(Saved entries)
--------------------

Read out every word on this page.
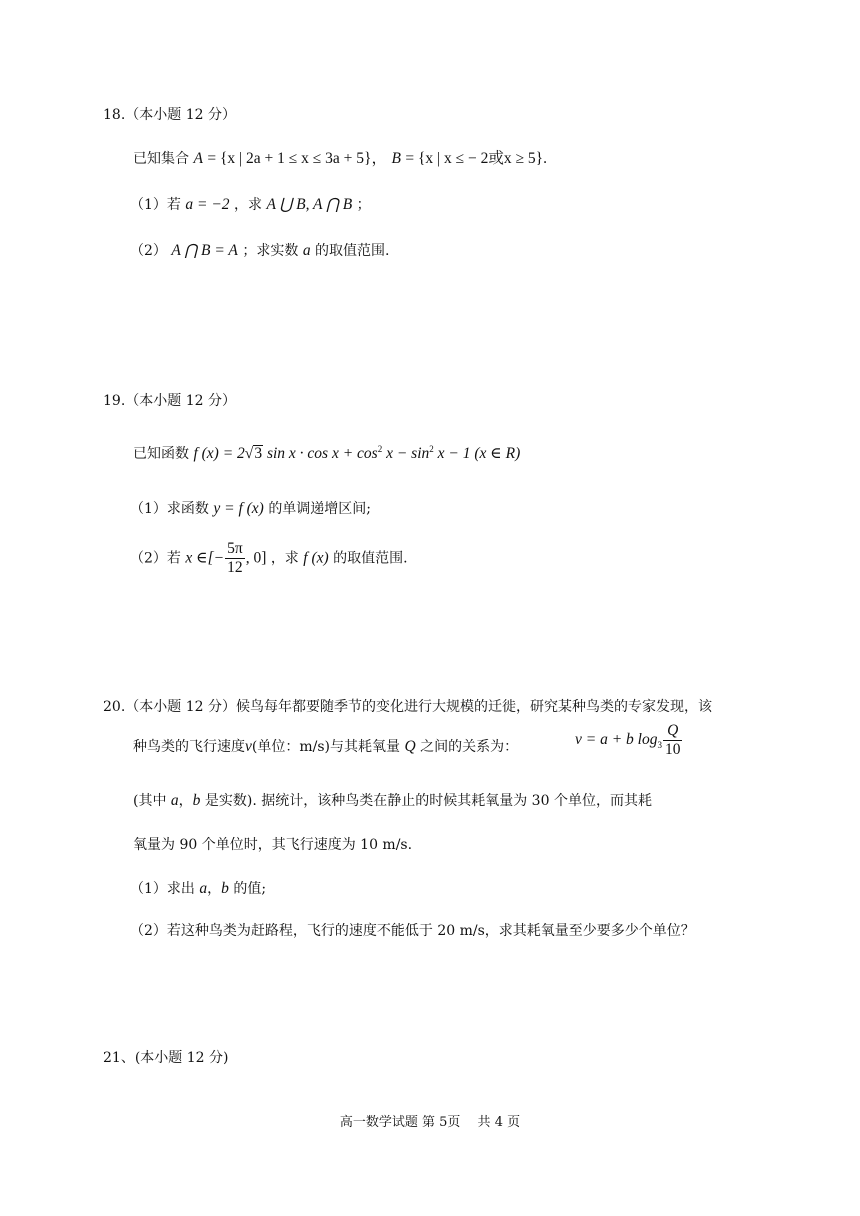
18.（本小题 12 分）
已知集合 A = {x | 2a + 1 ≤ x ≤ 3a + 5}， B = {x | x ≤ − 2或x ≥ 5}.
（1）若 a = −2 ，求 A ⋃ B, A ⋂ B ；
（2） A ⋂ B = A ；求实数 a 的取值范围.
19.（本小题 12 分）
已知函数 f (x) = 2√3 $\sin x \cdot \cos x + \cos^2 x - \sin^2 x - 1$ (x ∈ R)
（1）求函数 y = f (x) 的单调递增区间;
（2）若 x ∈[− $\frac{5\pi}{12}$ , 0] ，求 f (x) 的取值范围.
20.（本小题 12 分）候鸟每年都要随季节的变化进行大规模的迁徙，研究某种鸟类的专家发现，该
种鸟类的飞行速度v(单位：m/s)与其耗氧量 Q 之间的关系为：	v = a + b $\log_3 \frac{Q}{10}$
(其中 a，b 是实数). 据统计，该种鸟类在静止的时候其耗氧量为 30 个单位，而其耗
氧量为 90 个单位时，其飞行速度为 10 m/s.
（1）求出 a，b 的值;
（2）若这种鸟类为赶路程，飞行的速度不能低于 20 m/s，求其耗氧量至少要多少个单位？
21、(本小题 12 分)
高一数学试题 第 5页　 共 4 页
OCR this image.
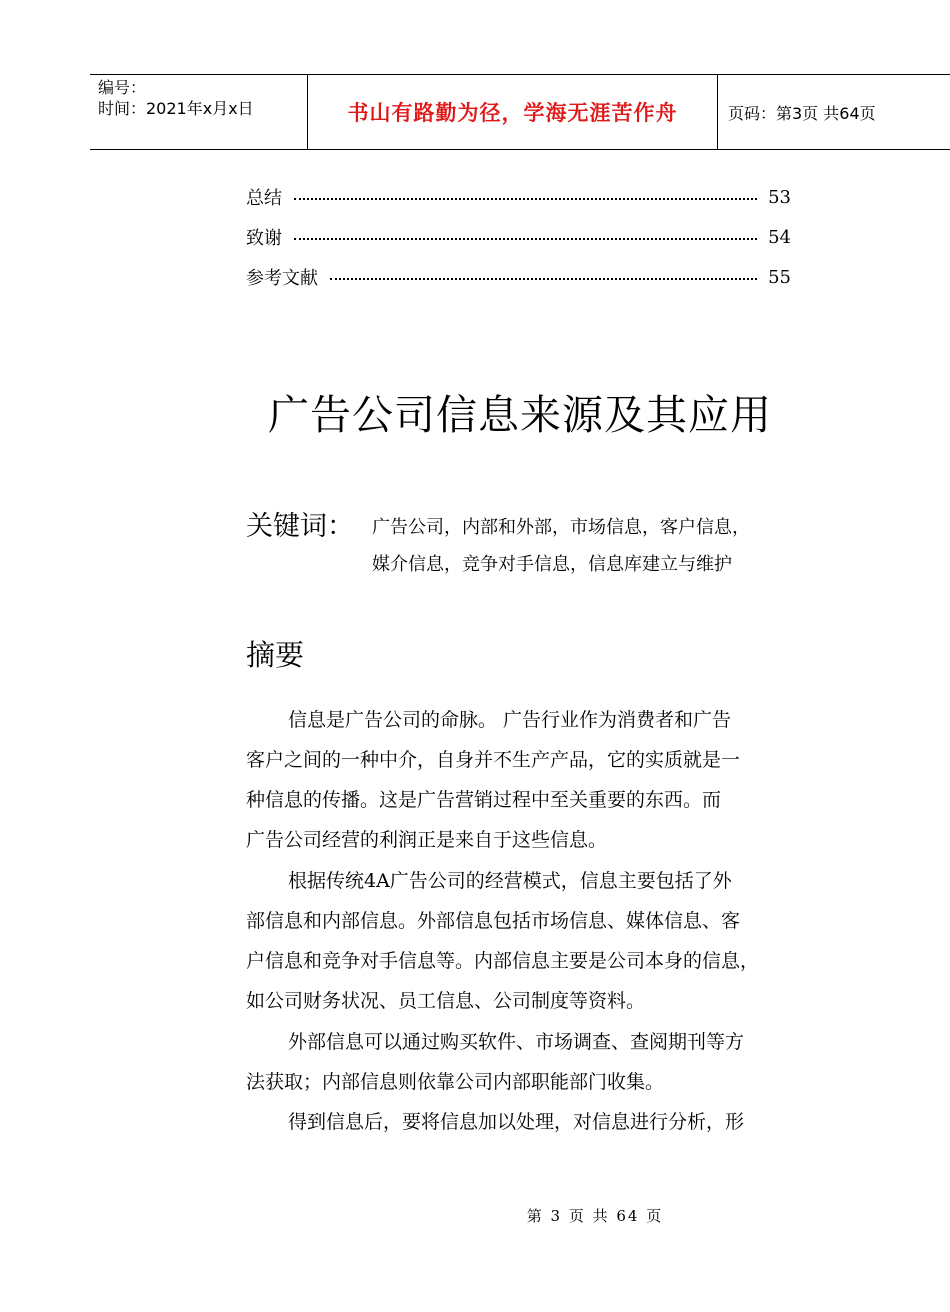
编号：
时间：2021年x月x日	书山有路勤为径，学海无涯苦作舟	页码：第3页 共64页
总结	53
致谢	54
参考文献	55
广告公司信息来源及其应用
关键词： 广告公司，内部和外部，市场信息，客户信息，
媒介信息，竞争对手信息，信息库建立与维护
摘要
信息是广告公司的命脉。 广告行业作为消费者和广告
客户之间的一种中介，自身并不生产产品，它的实质就是一
种信息的传播。这是广告营销过程中至关重要的东西。而
广告公司经营的利润正是来自于这些信息。
根据传统4A广告公司的经营模式，信息主要包括了外
部信息和内部信息。外部信息包括市场信息、媒体信息、客
户信息和竞争对手信息等。内部信息主要是公司本身的信息，
如公司财务状况、员工信息、公司制度等资料。
外部信息可以通过购买软件、市场调查、查阅期刊等方
法获取；内部信息则依靠公司内部职能部门收集。
得到信息后，要将信息加以处理，对信息进行分析，形
第 3 页 共 64 页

--------------------

• _WHAT IS EXPECTED_
Omit the pictures and output all of the other material exactly.

• _FINAL ANSWER_
Read out every word on this page.
18.（本小题 12 分）
已知集合 A = {x | 2a + 1 ≤ x ≤ 3a + 5}， B = {x | x ≤ − 2或x ≥ 5}.
（1）若 a = −2 ，求 A ⋃ B, A ⋂ B ；
（2） A ⋂ B = A ；求实数 a 的取值范围.
19.（本小题 12 分）
已知函数 f (x) = 2√3 $\sin x \cdot \cos x + \cos^2 x - \sin^2 x - 1$ (x ∈ R)
（1）求函数 y = f (x) 的单调递增区间;
（2）若 x ∈[− $\frac{5\pi}{12}$ , 0] ，求 f (x) 的取值范围.
20.（本小题 12 分）候鸟每年都要随季节的变化进行大规模的迁徙，研究某种鸟类的专家发现，该
种鸟类的飞行速度v(单位：m/s)与其耗氧量 Q 之间的关系为：	v = a + b $\log_3 \frac{Q}{10}$
(其中 a，b 是实数). 据统计，该种鸟类在静止的时候其耗氧量为 30 个单位，而其耗
氧量为 90 个单位时，其飞行速度为 10 m/s.
（1）求出 a，b 的值;
（2）若这种鸟类为赶路程，飞行的速度不能低于 20 m/s，求其耗氧量至少要多少个单位？
21、(本小题 12 分)
高一数学试题 第 5页　 共 4 页
OCR this image.
编号：
时间：2021年x月x日	书山有路勤为径，学海无涯苦作舟	页码：第3页 共64页
总结	53
致谢	54
参考文献	55
广告公司信息来源及其应用
关键词： 广告公司，内部和外部，市场信息，客户信息，
媒介信息，竞争对手信息，信息库建立与维护
摘要
信息是广告公司的命脉。 广告行业作为消费者和广告
客户之间的一种中介，自身并不生产产品，它的实质就是一
种信息的传播。这是广告营销过程中至关重要的东西。而
广告公司经营的利润正是来自于这些信息。
根据传统4A广告公司的经营模式，信息主要包括了外
部信息和内部信息。外部信息包括市场信息、媒体信息、客
户信息和竞争对手信息等。内部信息主要是公司本身的信息，
如公司财务状况、员工信息、公司制度等资料。
外部信息可以通过购买软件、市场调查、查阅期刊等方
法获取；内部信息则依靠公司内部职能部门收集。
得到信息后，要将信息加以处理，对信息进行分析，形
第 3 页 共 64 页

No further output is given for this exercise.